__CHALLENGE__. The complete listing should be restated exactly.
[START STORED DATA]
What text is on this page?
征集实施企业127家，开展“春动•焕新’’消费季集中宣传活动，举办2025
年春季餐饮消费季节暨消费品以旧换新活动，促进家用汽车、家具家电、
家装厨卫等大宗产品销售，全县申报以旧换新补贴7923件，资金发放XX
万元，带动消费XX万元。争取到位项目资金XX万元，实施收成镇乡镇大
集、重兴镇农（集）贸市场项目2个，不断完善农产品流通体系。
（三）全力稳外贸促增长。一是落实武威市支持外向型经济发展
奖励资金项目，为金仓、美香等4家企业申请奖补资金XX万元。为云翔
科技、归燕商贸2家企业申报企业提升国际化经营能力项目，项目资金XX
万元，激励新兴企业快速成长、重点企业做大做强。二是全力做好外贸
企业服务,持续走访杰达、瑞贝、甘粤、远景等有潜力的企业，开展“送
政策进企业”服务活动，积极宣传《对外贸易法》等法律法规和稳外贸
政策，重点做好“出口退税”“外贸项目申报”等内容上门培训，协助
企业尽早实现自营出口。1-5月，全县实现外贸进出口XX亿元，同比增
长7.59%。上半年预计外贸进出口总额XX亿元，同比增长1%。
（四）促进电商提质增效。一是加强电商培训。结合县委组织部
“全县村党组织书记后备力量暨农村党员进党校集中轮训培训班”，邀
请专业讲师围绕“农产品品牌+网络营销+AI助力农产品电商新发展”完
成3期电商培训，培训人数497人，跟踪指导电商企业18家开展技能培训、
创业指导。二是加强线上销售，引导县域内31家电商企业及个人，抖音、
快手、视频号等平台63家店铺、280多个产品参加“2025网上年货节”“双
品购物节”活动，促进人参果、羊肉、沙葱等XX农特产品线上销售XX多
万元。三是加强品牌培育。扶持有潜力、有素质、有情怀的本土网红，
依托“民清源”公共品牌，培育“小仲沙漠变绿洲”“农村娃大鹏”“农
[END STORED DATA]
__RESPONSE FOR THIS EXERCISE__.
What text is on this page?
征集实施企业127家，开展“春动•焕新’’消费季集中宣传活动，举办2025
年春季餐饮消费季节暨消费品以旧换新活动，促进家用汽车、家具家电、
家装厨卫等大宗产品销售，全县申报以旧换新补贴7923件，资金发放XX
万元，带动消费XX万元。争取到位项目资金XX万元，实施收成镇乡镇大
集、重兴镇农（集）贸市场项目2个，不断完善农产品流通体系。
（三）全力稳外贸促增长。一是落实武威市支持外向型经济发展
奖励资金项目，为金仓、美香等4家企业申请奖补资金XX万元。为云翔
科技、归燕商贸2家企业申报企业提升国际化经营能力项目，项目资金XX
万元，激励新兴企业快速成长、重点企业做大做强。二是全力做好外贸
企业服务,持续走访杰达、瑞贝、甘粤、远景等有潜力的企业，开展“送
政策进企业”服务活动，积极宣传《对外贸易法》等法律法规和稳外贸
政策，重点做好“出口退税”“外贸项目申报”等内容上门培训，协助
企业尽早实现自营出口。1-5月，全县实现外贸进出口XX亿元，同比增
长7.59%。上半年预计外贸进出口总额XX亿元，同比增长1%。
（四）促进电商提质增效。一是加强电商培训。结合县委组织部
“全县村党组织书记后备力量暨农村党员进党校集中轮训培训班”，邀
请专业讲师围绕“农产品品牌+网络营销+AI助力农产品电商新发展”完
成3期电商培训，培训人数497人，跟踪指导电商企业18家开展技能培训、
创业指导。二是加强线上销售，引导县域内31家电商企业及个人，抖音、
快手、视频号等平台63家店铺、280多个产品参加“2025网上年货节”“双
品购物节”活动，促进人参果、羊肉、沙葱等XX农特产品线上销售XX多
万元。三是加强品牌培育。扶持有潜力、有素质、有情怀的本土网红，
依托“民清源”公共品牌，培育“小仲沙漠变绿洲”“农村娃大鹏”“农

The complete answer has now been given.